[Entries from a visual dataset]
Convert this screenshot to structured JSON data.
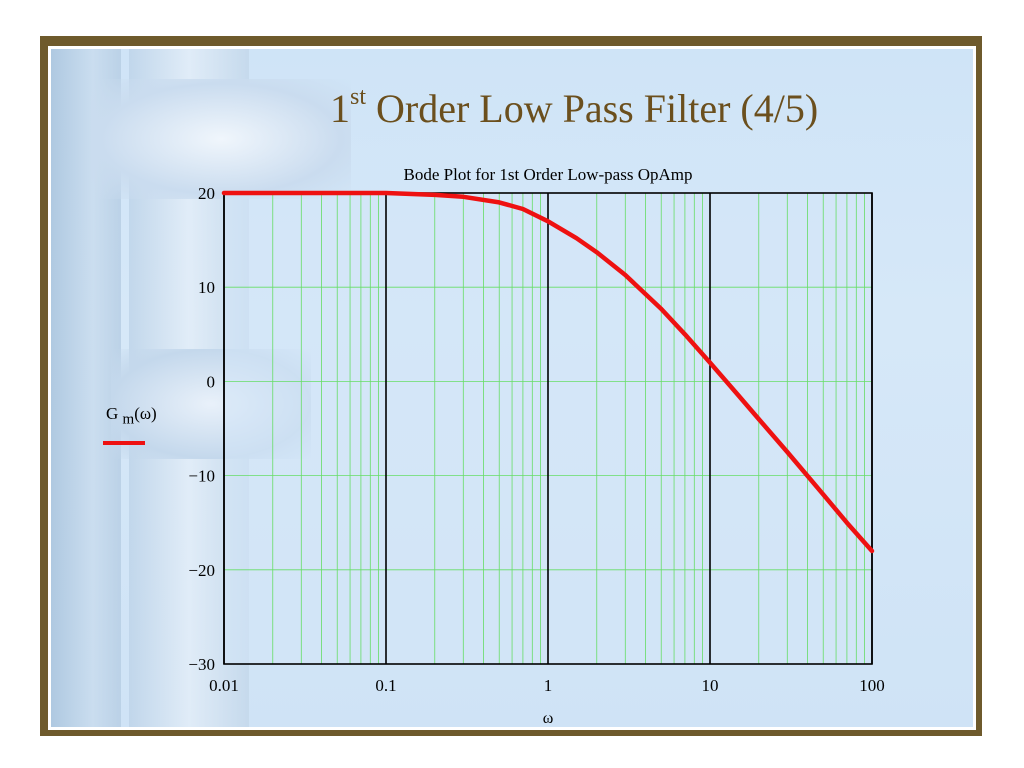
{
  "slide": {
    "title_main": "1",
    "title_sup": "st",
    "title_rest": " Order Low Pass Filter (4/5)"
  },
  "legend": {
    "symbol": "G",
    "subscript": "m",
    "argument": "(ω)",
    "color": "#ee1111"
  },
  "chart_data": {
    "type": "line",
    "title": "Bode Plot for 1st Order Low-pass OpAmp",
    "xlabel": "ω",
    "ylabel": "",
    "xscale": "log",
    "xlim": [
      0.01,
      100
    ],
    "ylim": [
      -30,
      20
    ],
    "xticks": [
      0.01,
      0.1,
      1,
      10,
      100
    ],
    "xtick_labels": [
      "0.01",
      "0.1",
      "1",
      "10",
      "100"
    ],
    "yticks": [
      20,
      10,
      0,
      -10,
      -20,
      -30
    ],
    "ytick_labels": [
      "20",
      "10",
      "0",
      "−10",
      "−20",
      "−30"
    ],
    "grid": true,
    "grid_color": "#66dd66",
    "series": [
      {
        "name": "",
        "color": "#ee1111",
        "x": [
          0.01,
          0.02,
          0.05,
          0.1,
          0.2,
          0.3,
          0.5,
          0.7,
          1,
          1.5,
          2,
          3,
          5,
          7,
          10,
          15,
          20,
          30,
          50,
          70,
          100
        ],
        "y": [
          20,
          20,
          20,
          20,
          19.8,
          19.6,
          19.0,
          18.3,
          17.0,
          15.2,
          13.7,
          11.3,
          7.7,
          5.0,
          2.0,
          -1.5,
          -4.0,
          -7.5,
          -12.0,
          -15.0,
          -18.0
        ]
      }
    ]
  }
}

# Aim of the task:
Restate each line of the records exactly; pictures do not belong in the copy.

# Written response:
Convert this screenshot to structured JSON data.
{
  "slide": {
    "title_main": "1",
    "title_sup": "st",
    "title_rest": " Order Low Pass Filter (4/5)"
  },
  "legend": {
    "symbol": "G",
    "subscript": "m",
    "argument": "(ω)",
    "color": "#ee1111"
  },
  "chart_data": {
    "type": "line",
    "title": "Bode Plot for 1st Order Low-pass OpAmp",
    "xlabel": "ω",
    "ylabel": "",
    "xscale": "log",
    "xlim": [
      0.01,
      100
    ],
    "ylim": [
      -30,
      20
    ],
    "xticks": [
      0.01,
      0.1,
      1,
      10,
      100
    ],
    "xtick_labels": [
      "0.01",
      "0.1",
      "1",
      "10",
      "100"
    ],
    "yticks": [
      20,
      10,
      0,
      -10,
      -20,
      -30
    ],
    "ytick_labels": [
      "20",
      "10",
      "0",
      "−10",
      "−20",
      "−30"
    ],
    "grid": true,
    "grid_color": "#66dd66",
    "series": [
      {
        "name": "",
        "color": "#ee1111",
        "x": [
          0.01,
          0.02,
          0.05,
          0.1,
          0.2,
          0.3,
          0.5,
          0.7,
          1,
          1.5,
          2,
          3,
          5,
          7,
          10,
          15,
          20,
          30,
          50,
          70,
          100
        ],
        "y": [
          20,
          20,
          20,
          20,
          19.8,
          19.6,
          19.0,
          18.3,
          17.0,
          15.2,
          13.7,
          11.3,
          7.7,
          5.0,
          2.0,
          -1.5,
          -4.0,
          -7.5,
          -12.0,
          -15.0,
          -18.0
        ]
      }
    ]
  }
}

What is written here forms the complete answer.